[Page text entries]
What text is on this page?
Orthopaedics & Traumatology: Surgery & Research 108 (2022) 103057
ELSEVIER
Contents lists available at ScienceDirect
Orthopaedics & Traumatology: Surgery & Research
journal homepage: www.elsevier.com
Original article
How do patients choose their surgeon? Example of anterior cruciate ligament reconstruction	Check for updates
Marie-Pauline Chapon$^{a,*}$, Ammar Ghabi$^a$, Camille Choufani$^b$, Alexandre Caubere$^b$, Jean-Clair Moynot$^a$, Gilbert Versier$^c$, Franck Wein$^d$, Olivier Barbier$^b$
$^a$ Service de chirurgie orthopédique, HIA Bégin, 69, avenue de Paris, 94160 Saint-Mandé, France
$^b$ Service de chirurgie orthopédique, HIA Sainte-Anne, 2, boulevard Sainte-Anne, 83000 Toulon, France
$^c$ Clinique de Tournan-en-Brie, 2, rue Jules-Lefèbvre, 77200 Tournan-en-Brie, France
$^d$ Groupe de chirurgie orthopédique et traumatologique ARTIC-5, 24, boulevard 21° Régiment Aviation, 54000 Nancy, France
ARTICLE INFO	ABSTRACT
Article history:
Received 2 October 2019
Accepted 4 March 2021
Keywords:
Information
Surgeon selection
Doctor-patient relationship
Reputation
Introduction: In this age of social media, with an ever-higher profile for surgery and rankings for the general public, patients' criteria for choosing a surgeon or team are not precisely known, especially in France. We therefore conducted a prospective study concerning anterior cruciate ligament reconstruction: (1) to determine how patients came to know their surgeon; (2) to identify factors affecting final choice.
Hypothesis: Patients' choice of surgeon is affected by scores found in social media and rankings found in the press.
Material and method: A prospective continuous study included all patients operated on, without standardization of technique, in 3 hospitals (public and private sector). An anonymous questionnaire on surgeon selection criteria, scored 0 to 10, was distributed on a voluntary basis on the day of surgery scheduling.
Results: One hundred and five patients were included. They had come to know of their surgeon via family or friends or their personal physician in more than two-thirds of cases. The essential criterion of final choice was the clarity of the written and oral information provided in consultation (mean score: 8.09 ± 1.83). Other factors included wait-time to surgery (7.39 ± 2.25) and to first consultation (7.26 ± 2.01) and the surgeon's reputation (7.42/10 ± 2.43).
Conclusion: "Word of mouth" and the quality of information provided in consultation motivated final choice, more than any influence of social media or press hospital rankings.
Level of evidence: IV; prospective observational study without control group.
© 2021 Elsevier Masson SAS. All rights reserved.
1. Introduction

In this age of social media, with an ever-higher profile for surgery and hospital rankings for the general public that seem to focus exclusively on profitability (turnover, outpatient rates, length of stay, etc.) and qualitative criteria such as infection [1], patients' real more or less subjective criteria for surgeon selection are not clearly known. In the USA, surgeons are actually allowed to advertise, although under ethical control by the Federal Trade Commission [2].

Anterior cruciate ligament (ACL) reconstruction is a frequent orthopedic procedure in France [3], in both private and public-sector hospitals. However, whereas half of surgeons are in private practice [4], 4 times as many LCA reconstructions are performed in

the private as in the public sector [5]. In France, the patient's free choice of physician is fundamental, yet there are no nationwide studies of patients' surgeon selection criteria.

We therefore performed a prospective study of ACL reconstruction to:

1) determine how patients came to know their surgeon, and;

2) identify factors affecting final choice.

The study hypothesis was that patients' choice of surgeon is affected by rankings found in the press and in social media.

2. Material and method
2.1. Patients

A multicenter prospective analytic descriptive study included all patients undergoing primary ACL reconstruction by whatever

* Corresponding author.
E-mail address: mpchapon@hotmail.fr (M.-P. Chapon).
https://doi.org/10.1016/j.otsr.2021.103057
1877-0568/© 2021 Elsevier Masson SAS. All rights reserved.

[What to do]
Nothing is to be left out: set down all the records again exactly.

[Answer space]
What text is on this page?
Orthopaedics & Traumatology: Surgery & Research 108 (2022) 103057
ELSEVIER
Contents lists available at ScienceDirect
Orthopaedics & Traumatology: Surgery & Research
journal homepage: www.elsevier.com
Original article
How do patients choose their surgeon? Example of anterior cruciate ligament reconstruction	Check for updates
Marie-Pauline Chapon$^{a,*}$, Ammar Ghabi$^a$, Camille Choufani$^b$, Alexandre Caubere$^b$, Jean-Clair Moynot$^a$, Gilbert Versier$^c$, Franck Wein$^d$, Olivier Barbier$^b$
$^a$ Service de chirurgie orthopédique, HIA Bégin, 69, avenue de Paris, 94160 Saint-Mandé, France
$^b$ Service de chirurgie orthopédique, HIA Sainte-Anne, 2, boulevard Sainte-Anne, 83000 Toulon, France
$^c$ Clinique de Tournan-en-Brie, 2, rue Jules-Lefèbvre, 77200 Tournan-en-Brie, France
$^d$ Groupe de chirurgie orthopédique et traumatologique ARTIC-5, 24, boulevard 21° Régiment Aviation, 54000 Nancy, France
ARTICLE INFO	ABSTRACT
Article history:
Received 2 October 2019
Accepted 4 March 2021
Keywords:
Information
Surgeon selection
Doctor-patient relationship
Reputation
Introduction: In this age of social media, with an ever-higher profile for surgery and rankings for the general public, patients' criteria for choosing a surgeon or team are not precisely known, especially in France. We therefore conducted a prospective study concerning anterior cruciate ligament reconstruction: (1) to determine how patients came to know their surgeon; (2) to identify factors affecting final choice.
Hypothesis: Patients' choice of surgeon is affected by scores found in social media and rankings found in the press.
Material and method: A prospective continuous study included all patients operated on, without standardization of technique, in 3 hospitals (public and private sector). An anonymous questionnaire on surgeon selection criteria, scored 0 to 10, was distributed on a voluntary basis on the day of surgery scheduling.
Results: One hundred and five patients were included. They had come to know of their surgeon via family or friends or their personal physician in more than two-thirds of cases. The essential criterion of final choice was the clarity of the written and oral information provided in consultation (mean score: 8.09 ± 1.83). Other factors included wait-time to surgery (7.39 ± 2.25) and to first consultation (7.26 ± 2.01) and the surgeon's reputation (7.42/10 ± 2.43).
Conclusion: "Word of mouth" and the quality of information provided in consultation motivated final choice, more than any influence of social media or press hospital rankings.
Level of evidence: IV; prospective observational study without control group.
© 2021 Elsevier Masson SAS. All rights reserved.
1. Introduction

In this age of social media, with an ever-higher profile for surgery and hospital rankings for the general public that seem to focus exclusively on profitability (turnover, outpatient rates, length of stay, etc.) and qualitative criteria such as infection [1], patients' real more or less subjective criteria for surgeon selection are not clearly known. In the USA, surgeons are actually allowed to advertise, although under ethical control by the Federal Trade Commission [2].

Anterior cruciate ligament (ACL) reconstruction is a frequent orthopedic procedure in France [3], in both private and public-sector hospitals. However, whereas half of surgeons are in private practice [4], 4 times as many LCA reconstructions are performed in

the private as in the public sector [5]. In France, the patient's free choice of physician is fundamental, yet there are no nationwide studies of patients' surgeon selection criteria.

We therefore performed a prospective study of ACL reconstruction to:

1) determine how patients came to know their surgeon, and;

2) identify factors affecting final choice.

The study hypothesis was that patients' choice of surgeon is affected by rankings found in the press and in social media.

2. Material and method
2.1. Patients

A multicenter prospective analytic descriptive study included all patients undergoing primary ACL reconstruction by whatever

* Corresponding author.
E-mail address: mpchapon@hotmail.fr (M.-P. Chapon).
https://doi.org/10.1016/j.otsr.2021.103057
1877-0568/© 2021 Elsevier Masson SAS. All rights reserved.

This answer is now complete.